■ Exercise instructions:
a – The passage on Akt signaling and chemotherapy names several agents that inhibit the PI3K/Akt pathway and were combined with gemcitabine. List them all.
b – In the passage on Akt signaling and chemotherapy, what did Arlt et al find conferred resistance to gemcitabine in their panel of pancreatic carcinoma cell lines?

■ Extract:
=-=-=-=-=
Wortmannin enhanced the efficacy of gemcitabine by a 5-fold increase of apoptosis in murine pancreatic xenografts[81]. A synergistic effect of Wortmannin, LY29 4002, and BEZ235 with gemcitabine was also reported in ovarian cancer[56] and pancreatic carcinoma[74-77,81-85] in vitro and in vivo (Table 3). Although gemcitabine induces cell cycle arrest at the G1 and early S phases, PI3K/Akt activation does not seem to influence gemcitabine-induced cell cycle arrest[84]. Likewise, perifosine has shown additivity in combination with gemcitabine by inhibiting Akt1 and Akt3 axis, and interfering Akt upstream, EGFR, and MET phosphorylation[54]. Perifosine also enhanced the gemcitabine-mediated antitumor effect on pancreatic cancer cells through blocking p70S6K1 (S6K1) activation, and thus disrupting S6K1-Gli1 association and subsequent Gli1 activation[89]. Besides, Akt[118], mTOR[119], and MAPK[120] may also activate Gli1. Likewise, the Akt inhibitor MK2206 enhanced the effect of gemcitabine on growth inhibition in vitro and in vivo[90]. In the contrary, Arlt et al[78] found that NFκB, rather than PI3K/Akt, activity conferred resistance to gemcitabine in a panel of five pancreatic carcinoma cell lines, which was strongly diminished by NFκB inhibitors, and not by LY294002. Overall, the PI3K/Akt inhibitors have been efficacious in improving gemcitabine cytotoxicity.
Effect of FU on Akt signaling and effect of Akt inhibition: 5-FU is an antimetabolite that acts by inhibition of thymidylate synthase (TS) and can be incorporated into RNA and DNA altering the cancer cell replication and proliferation[121]. 5-FU-based regimens are often used in adjuvant chemotherapy regimens and treatment of various advanced malignancies, such as colon cancer, head and neck cancer, breast cancer, but depending on the disease and stage of the tumor, intrinsic resistance to 5-FU can be as high as 50%[122]. Resistance to 5-FU has often been associated with an increased TS expression, both transient and permanent[123]. Other factors, such as enzymes involved in pyrimidine metabolism, i.e., increased dihydropyrimidine dehydrogenase, decreased orotate phosphoribosyltransferase, or altered folate metabolism have been associated with 5-FU resistance[121,124,125]. Moreover, 5-FU has major effects on glycosylation pathways as well[126], which may indirectly have effects on signaling pathways. Hence, evidence is accumulating that 5-FU resistance is associated with altered signaling.
Smad4 deficiency may also contribute to 5-FU resistance through upregulation of vascular endothelial growth factor expression, which is associated with increased vascular density[127,128]. Zhang et al[129] found that loss of Smad4 in colorectal cancer patients may induce resistance to 5-FU through activation of Akt pathway. Akt can interact with Smad molecules to regulate transforming growth factor beta (TGF-β) signaling that is involved in transmitting chemical signals from the cell surface to the nucleus[130-132]. In summary, suppression of PI3K/Akt signaling may potentiate 5-FU.
=-=-=-=-=
■ Records shown:
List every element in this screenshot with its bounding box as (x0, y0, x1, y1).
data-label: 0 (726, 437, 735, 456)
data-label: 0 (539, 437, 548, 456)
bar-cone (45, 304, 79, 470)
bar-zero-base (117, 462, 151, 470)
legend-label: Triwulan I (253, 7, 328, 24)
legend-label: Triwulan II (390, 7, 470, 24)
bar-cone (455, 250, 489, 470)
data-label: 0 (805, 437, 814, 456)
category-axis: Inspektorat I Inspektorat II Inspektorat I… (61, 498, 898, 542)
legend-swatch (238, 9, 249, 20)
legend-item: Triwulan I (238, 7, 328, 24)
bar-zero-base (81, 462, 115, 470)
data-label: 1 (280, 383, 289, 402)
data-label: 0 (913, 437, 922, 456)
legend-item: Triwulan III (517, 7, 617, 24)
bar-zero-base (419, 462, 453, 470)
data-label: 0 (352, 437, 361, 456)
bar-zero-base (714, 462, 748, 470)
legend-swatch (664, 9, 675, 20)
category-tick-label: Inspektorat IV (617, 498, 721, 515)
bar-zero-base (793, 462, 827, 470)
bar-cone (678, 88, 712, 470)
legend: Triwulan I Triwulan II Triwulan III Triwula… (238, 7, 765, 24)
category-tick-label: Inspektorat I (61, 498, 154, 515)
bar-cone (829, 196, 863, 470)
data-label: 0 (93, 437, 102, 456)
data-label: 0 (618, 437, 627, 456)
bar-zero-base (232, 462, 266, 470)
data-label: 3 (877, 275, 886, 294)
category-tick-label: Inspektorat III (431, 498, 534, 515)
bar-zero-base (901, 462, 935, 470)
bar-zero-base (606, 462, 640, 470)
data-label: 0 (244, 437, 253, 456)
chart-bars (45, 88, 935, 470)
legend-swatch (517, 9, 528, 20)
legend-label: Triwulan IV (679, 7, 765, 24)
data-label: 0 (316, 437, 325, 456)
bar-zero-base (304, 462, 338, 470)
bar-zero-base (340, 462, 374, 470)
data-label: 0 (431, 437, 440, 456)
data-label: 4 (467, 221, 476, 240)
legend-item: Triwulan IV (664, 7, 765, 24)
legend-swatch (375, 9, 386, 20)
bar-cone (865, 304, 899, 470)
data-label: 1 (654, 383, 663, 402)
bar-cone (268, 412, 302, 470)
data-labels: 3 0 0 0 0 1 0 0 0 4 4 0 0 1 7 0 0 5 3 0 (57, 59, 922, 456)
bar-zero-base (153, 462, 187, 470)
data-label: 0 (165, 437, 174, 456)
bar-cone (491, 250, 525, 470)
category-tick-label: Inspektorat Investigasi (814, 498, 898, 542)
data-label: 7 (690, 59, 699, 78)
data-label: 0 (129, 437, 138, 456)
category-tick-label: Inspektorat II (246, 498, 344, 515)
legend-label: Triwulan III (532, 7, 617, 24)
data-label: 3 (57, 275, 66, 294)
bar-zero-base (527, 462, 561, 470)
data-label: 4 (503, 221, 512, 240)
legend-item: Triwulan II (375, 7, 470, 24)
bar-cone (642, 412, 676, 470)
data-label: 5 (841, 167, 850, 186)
=-=-=-=-=
■ Solution list:
a – Wortmannin, LY294002, BEZ235, perifosine, MK2206

b – NFκB activity, rather than PI3K/Akt activity, conferred resistance to gemcitabine.